Exercise input:

** BEGIN **

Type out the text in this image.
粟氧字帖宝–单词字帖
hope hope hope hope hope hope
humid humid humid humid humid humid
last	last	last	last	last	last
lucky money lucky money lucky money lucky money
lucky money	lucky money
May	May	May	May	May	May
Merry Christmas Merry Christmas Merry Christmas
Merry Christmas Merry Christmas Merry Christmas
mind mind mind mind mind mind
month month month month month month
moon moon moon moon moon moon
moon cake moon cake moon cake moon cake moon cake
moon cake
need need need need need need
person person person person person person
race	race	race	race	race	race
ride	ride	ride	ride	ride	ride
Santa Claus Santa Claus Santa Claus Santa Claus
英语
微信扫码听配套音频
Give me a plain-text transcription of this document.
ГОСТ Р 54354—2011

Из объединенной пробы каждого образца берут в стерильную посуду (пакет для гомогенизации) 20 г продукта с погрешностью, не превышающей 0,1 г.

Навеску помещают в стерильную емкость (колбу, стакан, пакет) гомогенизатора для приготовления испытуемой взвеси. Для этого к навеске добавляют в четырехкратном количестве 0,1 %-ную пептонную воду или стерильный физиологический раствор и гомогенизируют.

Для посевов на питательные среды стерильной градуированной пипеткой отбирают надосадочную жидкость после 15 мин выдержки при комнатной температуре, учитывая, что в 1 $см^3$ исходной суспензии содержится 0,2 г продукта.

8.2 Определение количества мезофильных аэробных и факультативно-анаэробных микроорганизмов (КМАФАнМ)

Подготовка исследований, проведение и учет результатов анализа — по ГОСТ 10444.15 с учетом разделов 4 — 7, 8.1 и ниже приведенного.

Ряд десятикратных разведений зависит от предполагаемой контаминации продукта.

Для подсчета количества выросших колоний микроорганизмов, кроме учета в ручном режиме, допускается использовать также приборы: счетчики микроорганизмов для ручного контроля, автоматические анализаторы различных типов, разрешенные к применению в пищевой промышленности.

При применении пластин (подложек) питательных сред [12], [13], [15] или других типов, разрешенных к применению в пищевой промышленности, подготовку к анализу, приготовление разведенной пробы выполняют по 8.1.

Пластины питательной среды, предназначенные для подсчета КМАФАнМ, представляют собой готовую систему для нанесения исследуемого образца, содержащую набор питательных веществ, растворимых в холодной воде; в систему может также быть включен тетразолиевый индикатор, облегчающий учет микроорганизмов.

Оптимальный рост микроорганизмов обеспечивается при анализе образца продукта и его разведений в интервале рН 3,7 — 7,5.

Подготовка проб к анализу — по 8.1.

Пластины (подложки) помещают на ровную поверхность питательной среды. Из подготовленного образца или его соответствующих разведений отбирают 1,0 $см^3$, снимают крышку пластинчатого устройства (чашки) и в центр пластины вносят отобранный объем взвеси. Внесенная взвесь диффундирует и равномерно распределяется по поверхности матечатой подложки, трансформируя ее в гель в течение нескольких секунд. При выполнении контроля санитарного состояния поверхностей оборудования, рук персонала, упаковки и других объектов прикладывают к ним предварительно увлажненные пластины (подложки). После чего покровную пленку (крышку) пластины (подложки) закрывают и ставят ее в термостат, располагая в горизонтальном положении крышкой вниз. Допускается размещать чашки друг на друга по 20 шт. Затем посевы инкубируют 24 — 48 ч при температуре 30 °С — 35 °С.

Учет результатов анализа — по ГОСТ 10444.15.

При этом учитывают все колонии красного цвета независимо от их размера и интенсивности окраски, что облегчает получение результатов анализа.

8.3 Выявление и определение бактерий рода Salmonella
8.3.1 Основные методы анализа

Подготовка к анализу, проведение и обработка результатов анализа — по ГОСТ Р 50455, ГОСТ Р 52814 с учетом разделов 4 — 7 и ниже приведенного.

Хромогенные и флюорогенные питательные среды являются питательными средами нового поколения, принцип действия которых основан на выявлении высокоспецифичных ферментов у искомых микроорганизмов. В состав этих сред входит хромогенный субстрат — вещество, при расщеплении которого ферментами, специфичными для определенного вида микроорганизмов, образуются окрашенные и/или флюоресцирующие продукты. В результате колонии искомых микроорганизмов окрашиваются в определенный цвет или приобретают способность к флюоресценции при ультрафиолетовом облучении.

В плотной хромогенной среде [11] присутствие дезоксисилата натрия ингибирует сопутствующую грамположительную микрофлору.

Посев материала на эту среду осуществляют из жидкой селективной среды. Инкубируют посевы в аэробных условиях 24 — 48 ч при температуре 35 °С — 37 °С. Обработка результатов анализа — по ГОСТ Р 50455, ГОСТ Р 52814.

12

** END **

Problem to solve: Retype the entries exactly, including every line.

Exercise result:
Type out the text in this image.
粟氧字帖宝–单词字帖
hope hope hope hope hope hope
humid humid humid humid humid humid
last	last	last	last	last	last
lucky money lucky money lucky money lucky money
lucky money	lucky money
May	May	May	May	May	May
Merry Christmas Merry Christmas Merry Christmas
Merry Christmas Merry Christmas Merry Christmas
mind mind mind mind mind mind
month month month month month month
moon moon moon moon moon moon
moon cake moon cake moon cake moon cake moon cake
moon cake
need need need need need need
person person person person person person
race	race	race	race	race	race
ride	ride	ride	ride	ride	ride
Santa Claus Santa Claus Santa Claus Santa Claus
英语
微信扫码听配套音频
Give me a plain-text transcription of this document.
ГОСТ Р 54354—2011

Из объединенной пробы каждого образца берут в стерильную посуду (пакет для гомогенизации) 20 г продукта с погрешностью, не превышающей 0,1 г.

Навеску помещают в стерильную емкость (колбу, стакан, пакет) гомогенизатора для приготовления испытуемой взвеси. Для этого к навеске добавляют в четырехкратном количестве 0,1 %-ную пептонную воду или стерильный физиологический раствор и гомогенизируют.

Для посевов на питательные среды стерильной градуированной пипеткой отбирают надосадочную жидкость после 15 мин выдержки при комнатной температуре, учитывая, что в 1 $см^3$ исходной суспензии содержится 0,2 г продукта.

8.2 Определение количества мезофильных аэробных и факультативно-анаэробных микроорганизмов (КМАФАнМ)

Подготовка исследований, проведение и учет результатов анализа — по ГОСТ 10444.15 с учетом разделов 4 — 7, 8.1 и ниже приведенного.

Ряд десятикратных разведений зависит от предполагаемой контаминации продукта.

Для подсчета количества выросших колоний микроорганизмов, кроме учета в ручном режиме, допускается использовать также приборы: счетчики микроорганизмов для ручного контроля, автоматические анализаторы различных типов, разрешенные к применению в пищевой промышленности.

При применении пластин (подложек) питательных сред [12], [13], [15] или других типов, разрешенных к применению в пищевой промышленности, подготовку к анализу, приготовление разведенной пробы выполняют по 8.1.

Пластины питательной среды, предназначенные для подсчета КМАФАнМ, представляют собой готовую систему для нанесения исследуемого образца, содержащую набор питательных веществ, растворимых в холодной воде; в систему может также быть включен тетразолиевый индикатор, облегчающий учет микроорганизмов.

Оптимальный рост микроорганизмов обеспечивается при анализе образца продукта и его разведений в интервале рН 3,7 — 7,5.

Подготовка проб к анализу — по 8.1.

Пластины (подложки) помещают на ровную поверхность питательной среды. Из подготовленного образца или его соответствующих разведений отбирают 1,0 $см^3$, снимают крышку пластинчатого устройства (чашки) и в центр пластины вносят отобранный объем взвеси. Внесенная взвесь диффундирует и равномерно распределяется по поверхности матечатой подложки, трансформируя ее в гель в течение нескольких секунд. При выполнении контроля санитарного состояния поверхностей оборудования, рук персонала, упаковки и других объектов прикладывают к ним предварительно увлажненные пластины (подложки). После чего покровную пленку (крышку) пластины (подложки) закрывают и ставят ее в термостат, располагая в горизонтальном положении крышкой вниз. Допускается размещать чашки друг на друга по 20 шт. Затем посевы инкубируют 24 — 48 ч при температуре 30 °С — 35 °С.

Учет результатов анализа — по ГОСТ 10444.15.

При этом учитывают все колонии красного цвета независимо от их размера и интенсивности окраски, что облегчает получение результатов анализа.

8.3 Выявление и определение бактерий рода Salmonella
8.3.1 Основные методы анализа

Подготовка к анализу, проведение и обработка результатов анализа — по ГОСТ Р 50455, ГОСТ Р 52814 с учетом разделов 4 — 7 и ниже приведенного.

Хромогенные и флюорогенные питательные среды являются питательными средами нового поколения, принцип действия которых основан на выявлении высокоспецифичных ферментов у искомых микроорганизмов. В состав этих сред входит хромогенный субстрат — вещество, при расщеплении которого ферментами, специфичными для определенного вида микроорганизмов, образуются окрашенные и/или флюоресцирующие продукты. В результате колонии искомых микроорганизмов окрашиваются в определенный цвет или приобретают способность к флюоресценции при ультрафиолетовом облучении.

В плотной хромогенной среде [11] присутствие дезоксисилата натрия ингибирует сопутствующую грамположительную микрофлору.

Посев материала на эту среду осуществляют из жидкой селективной среды. Инкубируют посевы в аэробных условиях 24 — 48 ч при температуре 35 °С — 37 °С. Обработка результатов анализа — по ГОСТ Р 50455, ГОСТ Р 52814.

12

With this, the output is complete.